Dataset excerpt:
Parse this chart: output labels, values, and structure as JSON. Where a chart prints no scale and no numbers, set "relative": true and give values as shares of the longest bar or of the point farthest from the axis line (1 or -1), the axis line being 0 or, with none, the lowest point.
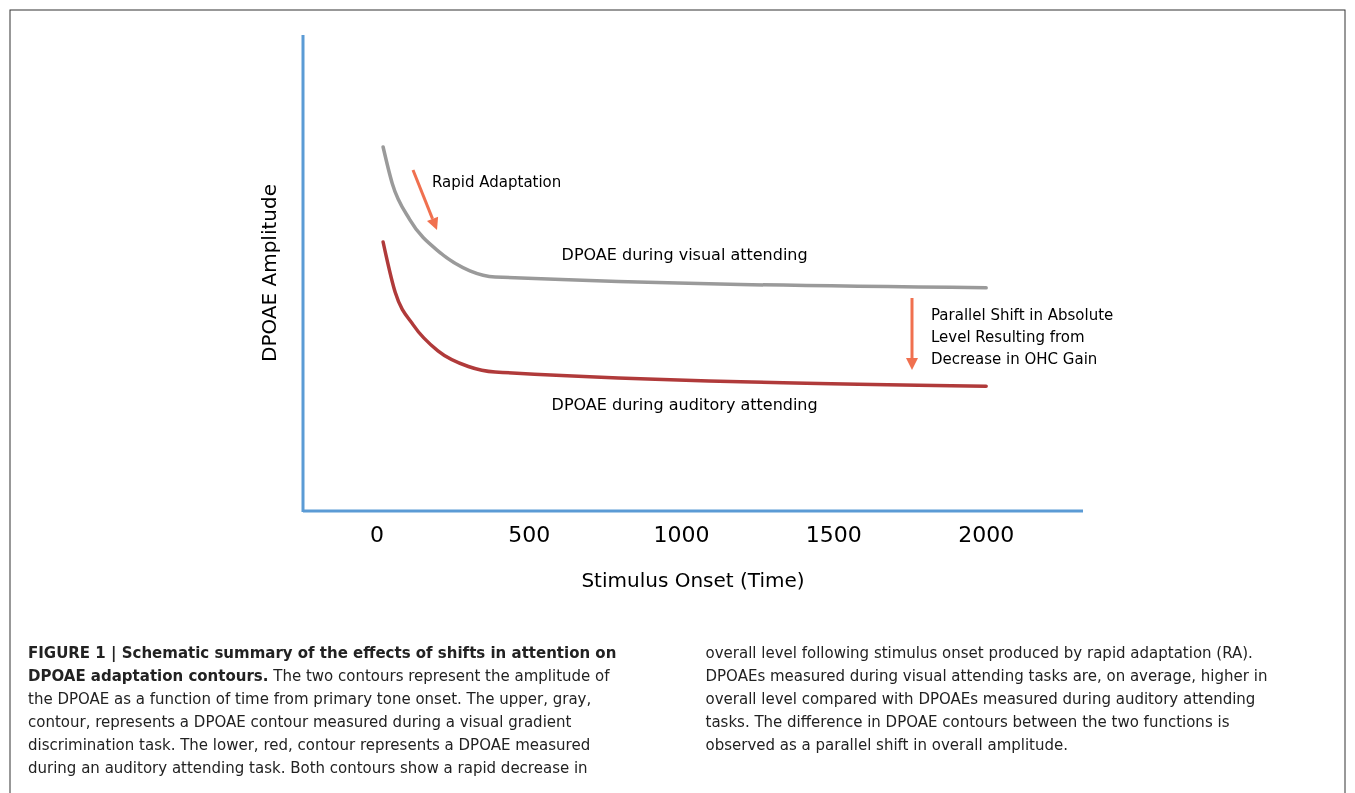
{
  "chart_data": {
    "type": "line",
    "title": "FIGURE 1 | Schematic summary of the effects of shifts in attention on DPOAE adaptation contours.",
    "xlabel": "Stimulus Onset (Time)",
    "ylabel": "DPOAE Amplitude",
    "relative": true,
    "xlim": [
      -243,
      2318
    ],
    "xticks": [
      0,
      500,
      1000,
      1500,
      2000
    ],
    "grid": false,
    "marker": "none",
    "line_style": "solid",
    "series": [
      {
        "name": "DPOAE during visual attending",
        "color": "#9a9a9a",
        "x": [
          20,
          50,
          108,
          207,
          305,
          388,
          2000
        ],
        "values": [
          1.0,
          0.9,
          0.8,
          0.71,
          0.66,
          0.643,
          0.613
        ]
      },
      {
        "name": "DPOAE during auditory attending",
        "color": "#b03a3a",
        "x": [
          20,
          60,
          120,
          200,
          300,
          388,
          2000
        ],
        "values": [
          0.739,
          0.6,
          0.51,
          0.44,
          0.397,
          0.382,
          0.343
        ]
      }
    ],
    "annotations": [
      "Rapid Adaptation",
      "Parallel Shift in Absolute\nLevel Resulting from\nDecrease in OHC Gain",
      "The two contours represent the amplitude of the DPOAE as a function of time from primary tone onset. The upper, gray, contour, represents a DPOAE contour measured during a visual gradient discrimination task. The lower, red, contour represents a DPOAE measured during an auditory attending task. Both contours show a rapid decrease in overall level following stimulus onset produced by rapid adaptation (RA). DPOAEs measured during visual attending tasks are, on average, higher in overall level compared with DPOAEs measured during auditory attending tasks. The difference in DPOAE contours between the two functions is observed as a parallel shift in overall amplitude."
    ]
  }
}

Work to complete: Transcribe every entry word for word, but skip the pictures.

Exercise solution:
Parse this chart: output labels, values, and structure as JSON. Where a chart prints no scale and no numbers, set "relative": true and give values as shares of the longest bar or of the point farthest from the axis line (1 or -1), the axis line being 0 or, with none, the lowest point.
{
  "chart_data": {
    "type": "line",
    "title": "FIGURE 1 | Schematic summary of the effects of shifts in attention on DPOAE adaptation contours.",
    "xlabel": "Stimulus Onset (Time)",
    "ylabel": "DPOAE Amplitude",
    "relative": true,
    "xlim": [
      -243,
      2318
    ],
    "xticks": [
      0,
      500,
      1000,
      1500,
      2000
    ],
    "grid": false,
    "marker": "none",
    "line_style": "solid",
    "series": [
      {
        "name": "DPOAE during visual attending",
        "color": "#9a9a9a",
        "x": [
          20,
          50,
          108,
          207,
          305,
          388,
          2000
        ],
        "values": [
          1.0,
          0.9,
          0.8,
          0.71,
          0.66,
          0.643,
          0.613
        ]
      },
      {
        "name": "DPOAE during auditory attending",
        "color": "#b03a3a",
        "x": [
          20,
          60,
          120,
          200,
          300,
          388,
          2000
        ],
        "values": [
          0.739,
          0.6,
          0.51,
          0.44,
          0.397,
          0.382,
          0.343
        ]
      }
    ],
    "annotations": [
      "Rapid Adaptation",
      "Parallel Shift in Absolute\nLevel Resulting from\nDecrease in OHC Gain",
      "The two contours represent the amplitude of the DPOAE as a function of time from primary tone onset. The upper, gray, contour, represents a DPOAE contour measured during a visual gradient discrimination task. The lower, red, contour represents a DPOAE measured during an auditory attending task. Both contours show a rapid decrease in overall level following stimulus onset produced by rapid adaptation (RA). DPOAEs measured during visual attending tasks are, on average, higher in overall level compared with DPOAEs measured during auditory attending tasks. The difference in DPOAE contours between the two functions is observed as a parallel shift in overall amplitude."
    ]
  }
}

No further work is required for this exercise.